> **Set problem**: Lay out the entries from the line with "sensor-number: 8: [371, 44, 394, 56]" through the line with "connector-line: [577, 177, 579, 199]" as a Markdown table with two columns, Row and Line, omitting any blank lines.

— start of Data provided —

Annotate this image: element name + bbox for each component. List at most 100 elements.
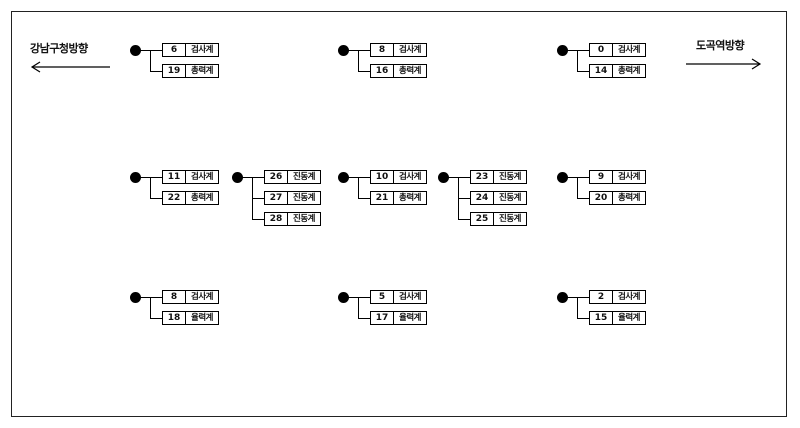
sensor-number: 8: [371, 44, 394, 56]
sensor-row: 26 진동계: [264, 170, 321, 184]
sensor-number: 20: [590, 192, 613, 204]
sensor-number: 0: [590, 44, 613, 56]
connector-line: [150, 318, 162, 320]
connector-line: [252, 219, 264, 221]
connector-line: [150, 297, 152, 319]
sensor-number: 22: [163, 192, 186, 204]
connector-line: [358, 50, 360, 72]
sensor-type-label: 총력계: [191, 193, 213, 203]
connector-line: [150, 71, 162, 73]
connector-line: [577, 177, 579, 199]
sensor-number: 6: [163, 44, 186, 56]
sensor-type-label: 총력계: [618, 66, 640, 76]
sensor-type-label: 검사계: [191, 172, 213, 182]
connector-line: [577, 71, 589, 73]
right-arrow-icon: [686, 58, 762, 70]
connector-line: [150, 198, 162, 200]
sensor-type-label: 진동계: [499, 214, 521, 224]
sensor-type-label: 총력계: [399, 66, 421, 76]
sensor-node: 23 진동계 24 진동계 25 진동계: [438, 170, 638, 262]
sensor-row: 10 검사계: [370, 170, 427, 184]
sensor-type-label: 검사계: [399, 172, 421, 182]
sensor-number: 10: [371, 171, 394, 183]
sensor-row: 8 검사계: [162, 290, 219, 304]
sensor-number: 15: [590, 312, 613, 324]
sensor-number: 24: [471, 192, 494, 204]
sensor-node-dot-icon: [130, 45, 141, 56]
sensor-row: 11 검사계: [162, 170, 219, 184]
sensor-row: 15 율력계: [589, 311, 646, 325]
sensor-type-label: 총력계: [399, 193, 421, 203]
sensor-node: 11 검사계 22 총력계: [130, 170, 330, 262]
sensor-number: 23: [471, 171, 494, 183]
sensor-type-label: 검사계: [399, 45, 421, 55]
connector-line: [358, 318, 370, 320]
sensor-type-label: 검사계: [399, 292, 421, 302]
sensor-type-label: 총력계: [618, 193, 640, 203]
sensor-number: 25: [471, 213, 494, 225]
direction-label-left: 강남구청방향: [30, 42, 88, 55]
sensor-type-label: 검사계: [191, 45, 213, 55]
connector-line: [577, 198, 589, 200]
sensor-node: 2 검사계 15 율력계: [557, 290, 757, 382]
connector-line: [358, 177, 360, 199]
sensor-node-dot-icon: [338, 45, 349, 56]
connector-line: [150, 177, 152, 199]
sensor-row: 6 검사계: [162, 43, 219, 57]
sensor-row: 9 검사계: [589, 170, 646, 184]
direction-label-right: 도곡역방향: [696, 39, 745, 52]
sensor-type-label: 진동계: [293, 214, 315, 224]
sensor-number: 26: [265, 171, 288, 183]
sensor-number: 18: [163, 312, 186, 324]
sensor-number: 11: [163, 171, 186, 183]
sensor-number: 8: [163, 291, 186, 303]
sensor-number: 9: [590, 171, 613, 183]
connector-line: [150, 50, 152, 72]
sensor-number: 2: [590, 291, 613, 303]
sensor-type-label: 진동계: [499, 193, 521, 203]
sensor-row: 23 진동계: [470, 170, 527, 184]
diagram-frame: [11, 11, 787, 417]
sensor-node: 26 진동계 27 진동계 28 진동계: [232, 170, 432, 262]
connector-line: [358, 71, 370, 73]
sensor-number: 14: [590, 65, 613, 77]
sensor-type-label: 진동계: [293, 172, 315, 182]
sensor-number: 27: [265, 192, 288, 204]
sensor-row: 28 진동계: [264, 212, 321, 226]
sensor-node-dot-icon: [557, 45, 568, 56]
sensor-type-label: 진동계: [499, 172, 521, 182]
sensor-row: 25 진동계: [470, 212, 527, 226]
sensor-row: 24 진동계: [470, 191, 527, 205]
sensor-type-label: 율력계: [618, 313, 640, 323]
left-arrow-icon: [30, 61, 110, 73]
sensor-type-label: 총력계: [191, 66, 213, 76]
sensor-node-dot-icon: [557, 292, 568, 303]
sensor-row: 27 진동계: [264, 191, 321, 205]
connector-line: [252, 198, 264, 200]
sensor-number: 5: [371, 291, 394, 303]
connector-line: [577, 297, 579, 319]
sensor-row: 14 총력계: [589, 64, 646, 78]
sensor-number: 28: [265, 213, 288, 225]
sensor-type-label: 검사계: [618, 292, 640, 302]
sensor-number: 17: [371, 312, 394, 324]
connector-line: [577, 318, 589, 320]
sensor-type-label: 진동계: [293, 193, 315, 203]
sensor-node-dot-icon: [232, 172, 243, 183]
connector-line: [458, 219, 470, 221]
sensor-row: 20 총력계: [589, 191, 646, 205]
sensor-type-label: 검사계: [191, 292, 213, 302]
sensor-node-dot-icon: [438, 172, 449, 183]
sensor-node-dot-icon: [338, 172, 349, 183]
sensor-type-label: 검사계: [618, 172, 640, 182]
sensor-number: 16: [371, 65, 394, 77]
sensor-row: 5 검사계: [370, 290, 427, 304]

— end of Data provided —

> **Solution to the problem**:
| Row | Line |
|---|---|
| 1 | sensor-number: 8: [371, 44, 394, 56] |
| 2 | sensor-row: 26 진동계: [264, 170, 321, 184] |
| 3 | sensor-number: 20: [590, 192, 613, 204] |
| 4 | sensor-number: 0: [590, 44, 613, 56] |
| 5 | connector-line: [150, 318, 162, 320] |
| 6 | connector-line: [252, 219, 264, 221] |
| 7 | connector-line: [150, 297, 152, 319] |
| 8 | sensor-number: 22: [163, 192, 186, 204] |
| 9 | connector-line: [358, 50, 360, 72] |
| 10 | sensor-type-label: 총력계: [191, 193, 213, 203] |
| 11 | connector-line: [150, 71, 162, 73] |
| 12 | connector-line: [577, 177, 579, 199] |